Aufgabe 1
An welchem Datum wurde laut dem Urteilstext der Antrag auf Eröffnung des Insolvenzverfahrens über das Vermögen der Schuldnerin gestellt?

Die Sache wird zur neuen Verhandlung und Entscheidung, auch über die Kosten des Revisionsverfahrens, an das Berufungsgericht zurückverwiesen.
Von Rechts wegen
Tatbestand
Rz. 1
Die Klägerin schloss am 18.5.2005 einen Frachtvertrag mit der D. S. GmbH (im Folgenden: Schuldnerin), aus dem ihr - nach Abzug einer Teilzahlung von 2.500 EUR - ein am 26.5.2005 fällig gewordener Vergütungsanspruch i.H.v. 36.500 EUR zusteht. Ein am 14.7.2005 gestellter Antrag auf Eröffnung des Insolvenzverfahrens über das Vermögen der Schuldnerin wurde mit der Begründung abgelehnt, die Schuldnerin habe bei Verbindlichkeiten i.H.v. 452.000 EUR keinerlei Aktivvermögen, so dass die Kosten des Verfahrens nicht gedeckt seien.
Rz. 2
Der Beklagte ist - neben seiner Ehefrau - Geschäftsführer der Schuldnerin. Die Klägerin nimmt ihn wegen verspäteter Insolvenzantragstellung und Eingehungsbetrugs auf Schadensersatz in Anspruch. Das LG hat den Beklagten antragsgemäß zur Zahlung von 36.500 EUR nebst Zinsen und Anwaltskosten verurteilt, das Berufungsgericht hat die Klage abgewiesen. Mit der vom erkennenden Senat zugelassenen Revision verfolgt die Klägerin ihr Klagebegehren weiter.
Entscheidungsgründe
Rz. 3
Über die Revision der Klägerin ist, da der Beklagte trotz ordnungsgemäßer Ladung im Termin nicht vertreten war, durch Versäumnisurteil zu entscheiden, das aber inhaltlich nicht auf der Säumnis, sondern auf einer sachlichen Prüfung des Revisionsantrags beruht (vgl. BGH, Urt. v. 4.4.1962 - V ZR 110/60, BGHZ 37, 79, 81 f.).
Rz. 4
Die Revision ist erfolgreich und führt zur Aufhebung des angefochtenen Urteils und zur Zurückverweisung der Sache an das Berufungsgericht.
Rz. 5
I. Das Berufungsgericht hat zur Begründung seiner Entscheidung im Wesentlichen ausgeführt:
Rz. 6
Eine zur Ersatzpflicht gegenüber der Klägerin führende Insolvenzverschleppung liege nur dann vor, wenn die Schuldnerin spätestens drei Wochen vor dem Vertragsschluss mit der Klägerin insolvenzreif gewesen sei, also am 27.4.2005. Denn dem Geschäftsführer stehe ein Zeitraum von drei Wochen für Sanierungsbemühungen zur Verfügung.

Übungsmaterial
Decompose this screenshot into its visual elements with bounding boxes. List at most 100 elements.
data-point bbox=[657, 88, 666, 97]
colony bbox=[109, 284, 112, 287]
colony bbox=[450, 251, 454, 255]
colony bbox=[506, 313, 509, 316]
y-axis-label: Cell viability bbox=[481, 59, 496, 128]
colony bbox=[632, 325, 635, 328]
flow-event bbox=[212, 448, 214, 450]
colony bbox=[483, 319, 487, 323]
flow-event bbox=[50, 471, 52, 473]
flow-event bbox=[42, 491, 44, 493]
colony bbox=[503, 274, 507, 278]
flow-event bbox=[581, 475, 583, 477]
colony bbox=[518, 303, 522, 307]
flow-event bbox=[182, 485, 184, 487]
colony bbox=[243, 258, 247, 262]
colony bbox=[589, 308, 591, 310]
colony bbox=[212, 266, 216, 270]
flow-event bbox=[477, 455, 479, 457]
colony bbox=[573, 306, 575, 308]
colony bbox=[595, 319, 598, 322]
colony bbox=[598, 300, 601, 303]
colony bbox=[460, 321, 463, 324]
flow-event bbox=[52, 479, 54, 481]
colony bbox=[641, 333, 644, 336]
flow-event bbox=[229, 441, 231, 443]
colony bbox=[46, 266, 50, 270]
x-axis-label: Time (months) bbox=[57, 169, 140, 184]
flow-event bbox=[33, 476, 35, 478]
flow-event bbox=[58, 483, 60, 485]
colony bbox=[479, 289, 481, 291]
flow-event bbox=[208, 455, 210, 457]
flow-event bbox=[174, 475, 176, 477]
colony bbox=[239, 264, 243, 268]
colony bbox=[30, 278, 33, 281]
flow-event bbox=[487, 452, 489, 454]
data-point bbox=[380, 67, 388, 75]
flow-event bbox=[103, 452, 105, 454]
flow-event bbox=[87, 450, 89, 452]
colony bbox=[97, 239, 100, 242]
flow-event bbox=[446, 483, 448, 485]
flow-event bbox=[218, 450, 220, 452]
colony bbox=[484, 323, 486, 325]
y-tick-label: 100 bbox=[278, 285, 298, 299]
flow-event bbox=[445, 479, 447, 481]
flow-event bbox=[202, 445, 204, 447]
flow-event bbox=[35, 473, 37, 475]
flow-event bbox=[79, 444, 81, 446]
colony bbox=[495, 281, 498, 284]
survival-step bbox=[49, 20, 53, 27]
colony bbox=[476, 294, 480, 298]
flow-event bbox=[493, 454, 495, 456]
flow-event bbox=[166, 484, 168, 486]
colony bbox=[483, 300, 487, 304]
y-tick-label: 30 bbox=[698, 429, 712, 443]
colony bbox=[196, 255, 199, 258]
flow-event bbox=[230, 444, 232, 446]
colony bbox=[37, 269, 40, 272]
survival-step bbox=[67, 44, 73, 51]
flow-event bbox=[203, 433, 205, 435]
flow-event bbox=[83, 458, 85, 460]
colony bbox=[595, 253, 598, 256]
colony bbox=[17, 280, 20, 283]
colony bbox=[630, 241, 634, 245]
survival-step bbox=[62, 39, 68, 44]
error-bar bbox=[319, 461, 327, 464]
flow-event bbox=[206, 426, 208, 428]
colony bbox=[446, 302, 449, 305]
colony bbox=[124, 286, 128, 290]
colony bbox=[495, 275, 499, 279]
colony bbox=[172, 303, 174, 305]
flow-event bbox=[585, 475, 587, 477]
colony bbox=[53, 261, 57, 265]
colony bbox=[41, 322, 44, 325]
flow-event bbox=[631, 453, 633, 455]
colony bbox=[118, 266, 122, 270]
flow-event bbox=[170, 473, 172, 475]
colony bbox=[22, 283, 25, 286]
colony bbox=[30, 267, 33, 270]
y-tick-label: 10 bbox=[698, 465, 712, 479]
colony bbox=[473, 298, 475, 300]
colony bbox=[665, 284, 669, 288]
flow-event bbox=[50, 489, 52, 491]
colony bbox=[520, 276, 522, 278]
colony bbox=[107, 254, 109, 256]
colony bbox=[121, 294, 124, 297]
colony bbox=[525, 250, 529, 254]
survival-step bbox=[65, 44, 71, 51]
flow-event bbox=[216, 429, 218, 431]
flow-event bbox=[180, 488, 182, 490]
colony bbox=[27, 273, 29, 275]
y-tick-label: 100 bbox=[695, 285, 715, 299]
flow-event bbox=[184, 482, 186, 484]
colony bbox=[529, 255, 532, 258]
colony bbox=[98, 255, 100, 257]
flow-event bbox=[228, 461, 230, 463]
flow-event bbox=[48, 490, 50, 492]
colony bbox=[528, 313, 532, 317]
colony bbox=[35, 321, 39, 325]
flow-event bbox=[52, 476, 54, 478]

Aufgabe 2
Gib alle Zeilen der Datensätze an, in denen die Zeichenfolge „point“ vorkommt. Groß- und Kleinschreibung ist dabei zu beachten.

Lösung 1
Am 14.7.2005.

Lösung 2
data-point bbox=[657, 88, 666, 97]
data-point bbox=[380, 67, 388, 75]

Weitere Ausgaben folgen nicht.